--- start Extract to read ---

How Motorcycles and Tacoma Grew Up Together
“For much of society, the motorcycle remains a forbidden indulgence, an object of fascination, fantasy and danger”
said Thomas Kren, curator of “Art and The Motorcycle,” the most popular exhibit at The Guggenheim Museum.
The new exhibit at the Washington State History Museum right across the street will make you nostalgic for the days when bikes were built to last.
Like all great stories, it started with a rivalry. In 1899, Spokane local, Eddie Allen, challenged Tacoma’s ace cyclist, Frank Cotter, to the bicycle championship of the Pacific Northwest. The rivalry yielded many battles between the two, eventually forging a mutual respect as well as a mutual feeling of boredom with bicycles. The two then decided to set their eyes on motorcycles. Their first motorcycle was rustic at best, having no muffler
and a less than friendly flame that would shoot out of the exhaust pipe every now and then to say hi.
Local newspapers said, “It would be a blood curling success!”
Allen’s handlebars ending up turning and a crash inevitably occurred, injuring him.
While “blood curdling” may imply a certain haphazard danger about it, motorcyclists have generally valued safety. When you have two wheels, there isn’t a lot of room for error. Its practicality was utilized by trades ranging from postal delivery to doctors making multiple house calls.
While racing started out male-dominated, women soon joined the ranks of the brave, most notably Tacoma’s Tammy Sessions, whose signature pink jump suit and boots were on display.
“When I go out in front, the men got a little crazy and gassed it up. That’s what makes it fun,” said Sessions.

--- end Extract to read ---
--- start Record extracts ---

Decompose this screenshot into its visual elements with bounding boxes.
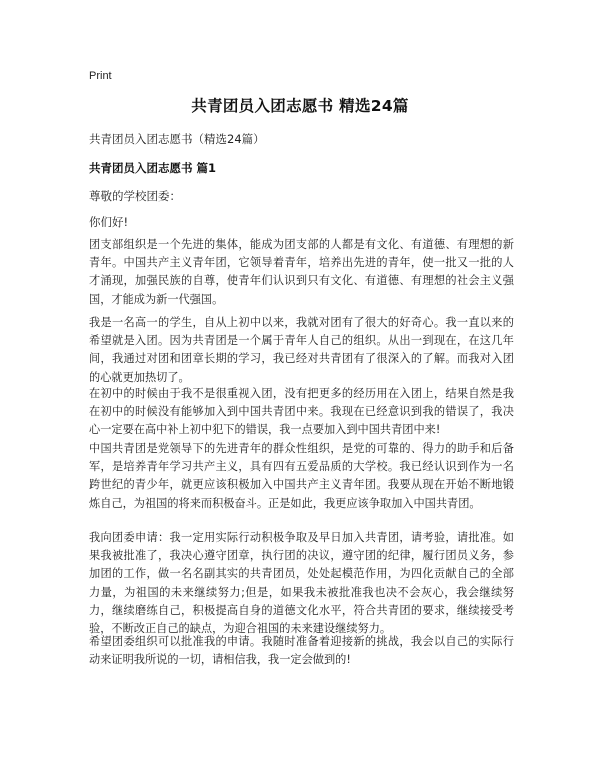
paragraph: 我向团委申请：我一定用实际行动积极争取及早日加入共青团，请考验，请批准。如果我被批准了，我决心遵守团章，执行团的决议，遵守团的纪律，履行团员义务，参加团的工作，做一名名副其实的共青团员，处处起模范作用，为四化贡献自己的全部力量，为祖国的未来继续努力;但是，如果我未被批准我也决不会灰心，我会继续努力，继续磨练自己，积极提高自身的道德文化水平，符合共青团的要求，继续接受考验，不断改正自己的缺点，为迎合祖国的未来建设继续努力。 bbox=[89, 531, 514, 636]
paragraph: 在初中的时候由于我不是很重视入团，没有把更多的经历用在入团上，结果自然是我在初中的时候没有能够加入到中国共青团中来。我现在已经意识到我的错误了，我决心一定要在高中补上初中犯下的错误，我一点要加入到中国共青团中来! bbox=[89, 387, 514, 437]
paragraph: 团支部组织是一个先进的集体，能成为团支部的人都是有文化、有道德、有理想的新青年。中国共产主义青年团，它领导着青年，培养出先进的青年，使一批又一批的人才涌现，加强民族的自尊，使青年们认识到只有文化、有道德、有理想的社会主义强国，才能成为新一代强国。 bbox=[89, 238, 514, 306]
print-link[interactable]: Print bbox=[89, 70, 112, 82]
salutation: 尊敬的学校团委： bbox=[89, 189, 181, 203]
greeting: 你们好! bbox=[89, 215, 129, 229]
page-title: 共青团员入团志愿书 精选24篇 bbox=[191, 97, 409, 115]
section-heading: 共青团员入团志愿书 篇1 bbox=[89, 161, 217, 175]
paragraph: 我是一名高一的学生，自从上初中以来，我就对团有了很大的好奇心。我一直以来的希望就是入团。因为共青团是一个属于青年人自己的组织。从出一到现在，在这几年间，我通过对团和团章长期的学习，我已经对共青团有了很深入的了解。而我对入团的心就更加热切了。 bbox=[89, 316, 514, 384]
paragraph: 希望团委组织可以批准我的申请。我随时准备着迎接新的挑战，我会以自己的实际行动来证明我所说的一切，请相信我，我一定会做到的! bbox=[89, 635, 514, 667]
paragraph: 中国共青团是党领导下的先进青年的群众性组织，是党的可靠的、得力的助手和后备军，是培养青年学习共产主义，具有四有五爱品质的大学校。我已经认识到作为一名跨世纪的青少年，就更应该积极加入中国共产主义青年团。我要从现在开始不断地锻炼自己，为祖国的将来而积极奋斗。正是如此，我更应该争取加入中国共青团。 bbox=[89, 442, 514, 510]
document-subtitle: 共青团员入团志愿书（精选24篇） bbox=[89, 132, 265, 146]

--- end Record extracts ---
--- start Record extracts ---

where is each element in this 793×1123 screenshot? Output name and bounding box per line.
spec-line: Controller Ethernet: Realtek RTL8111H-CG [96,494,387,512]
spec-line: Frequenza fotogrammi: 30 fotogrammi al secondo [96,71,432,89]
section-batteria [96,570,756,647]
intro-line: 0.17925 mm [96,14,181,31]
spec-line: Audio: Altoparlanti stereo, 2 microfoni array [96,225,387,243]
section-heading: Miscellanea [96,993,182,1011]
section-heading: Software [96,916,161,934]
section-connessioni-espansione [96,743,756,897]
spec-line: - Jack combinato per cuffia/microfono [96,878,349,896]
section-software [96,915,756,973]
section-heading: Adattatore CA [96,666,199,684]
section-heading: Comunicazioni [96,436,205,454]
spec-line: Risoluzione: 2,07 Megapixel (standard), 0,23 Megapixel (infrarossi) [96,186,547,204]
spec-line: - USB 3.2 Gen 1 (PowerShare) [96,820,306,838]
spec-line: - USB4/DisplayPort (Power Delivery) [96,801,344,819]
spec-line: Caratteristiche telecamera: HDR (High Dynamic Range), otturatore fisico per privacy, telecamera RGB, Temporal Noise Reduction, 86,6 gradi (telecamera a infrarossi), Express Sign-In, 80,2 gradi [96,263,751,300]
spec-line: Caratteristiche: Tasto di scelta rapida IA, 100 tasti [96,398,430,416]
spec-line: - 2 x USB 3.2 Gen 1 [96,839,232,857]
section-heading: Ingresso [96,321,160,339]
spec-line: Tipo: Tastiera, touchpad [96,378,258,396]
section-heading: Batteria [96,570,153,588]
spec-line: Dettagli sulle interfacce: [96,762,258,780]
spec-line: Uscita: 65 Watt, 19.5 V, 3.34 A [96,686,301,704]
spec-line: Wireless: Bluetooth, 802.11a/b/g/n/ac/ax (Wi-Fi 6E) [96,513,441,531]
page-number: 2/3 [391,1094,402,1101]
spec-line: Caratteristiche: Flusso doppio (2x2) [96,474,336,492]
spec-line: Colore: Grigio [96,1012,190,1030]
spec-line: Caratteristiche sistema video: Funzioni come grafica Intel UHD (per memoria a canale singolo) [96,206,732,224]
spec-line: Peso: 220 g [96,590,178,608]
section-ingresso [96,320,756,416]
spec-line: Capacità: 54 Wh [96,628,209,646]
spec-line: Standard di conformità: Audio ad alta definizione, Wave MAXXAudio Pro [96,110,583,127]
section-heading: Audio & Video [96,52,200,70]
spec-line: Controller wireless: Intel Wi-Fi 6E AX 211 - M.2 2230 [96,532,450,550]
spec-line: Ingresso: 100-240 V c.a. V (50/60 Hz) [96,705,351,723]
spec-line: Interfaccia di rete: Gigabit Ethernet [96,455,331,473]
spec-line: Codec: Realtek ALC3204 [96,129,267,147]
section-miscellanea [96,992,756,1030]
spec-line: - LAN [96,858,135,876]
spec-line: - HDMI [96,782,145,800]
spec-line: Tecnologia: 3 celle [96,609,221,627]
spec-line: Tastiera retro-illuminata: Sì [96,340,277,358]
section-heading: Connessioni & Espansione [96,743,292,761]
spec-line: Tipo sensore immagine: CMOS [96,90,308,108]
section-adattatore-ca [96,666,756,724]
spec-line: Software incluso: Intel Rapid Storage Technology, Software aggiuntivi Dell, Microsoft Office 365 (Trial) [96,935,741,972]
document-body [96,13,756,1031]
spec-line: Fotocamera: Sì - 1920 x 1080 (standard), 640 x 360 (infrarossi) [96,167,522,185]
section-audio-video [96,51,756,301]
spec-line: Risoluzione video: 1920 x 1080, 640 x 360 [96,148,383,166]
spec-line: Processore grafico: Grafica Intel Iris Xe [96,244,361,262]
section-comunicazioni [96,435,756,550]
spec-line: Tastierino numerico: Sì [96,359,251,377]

--- end Record extracts ---

Actions to take:
1) Please list every person named in the article about motorcycles and Tacoma.
2) Carry on the article about motorcycles and Tacoma, starting after its final sentence.

Final answers:
1)
Thomas Kren
Eddie Allen
Frank Cotter
Tammy Sessions

2)
In the 1970s, Tammy was a champion flat track racer in her twenties. She started when she was only 12 and continues to race to this day.
The exhibit is very much a timeline, displaying some of the first motorcycles to grace Tacoma’s gritty streets, from the British Triumph to the introduction of the Japanese super bike that all crotch rocket owners should pay homage to and the sub categories that were birthed from the hip, i.e. the Harley, the extra-large touring bikes and the multipurpose. I suppose the last evolution would be the motorcycle arcade game, “Road Burner” they have on display which you can play as many times as you want. No quarters necessary, so bring the young’uns.
Like “The Great Escape?” Well there is a genuine 1962 Triumph Trophy, the same model Steve McQueen rode while evading Nazis.
What’s the difference between a hippie and a Harley Davidson badass? Well in the 1960s, not much as they were sometimes the same guy as seen in an “Easy Rider” exhibit. Best illustrated in the motorcycle cult favorite, “Easy Rider,” a pair of moto-hippies took off on their bikes to see America. It wasn’t until they got to the South where they were greeted with gun toting bearers of intolerance who shot them down. Spoiler, I know. You had 50 years to see it.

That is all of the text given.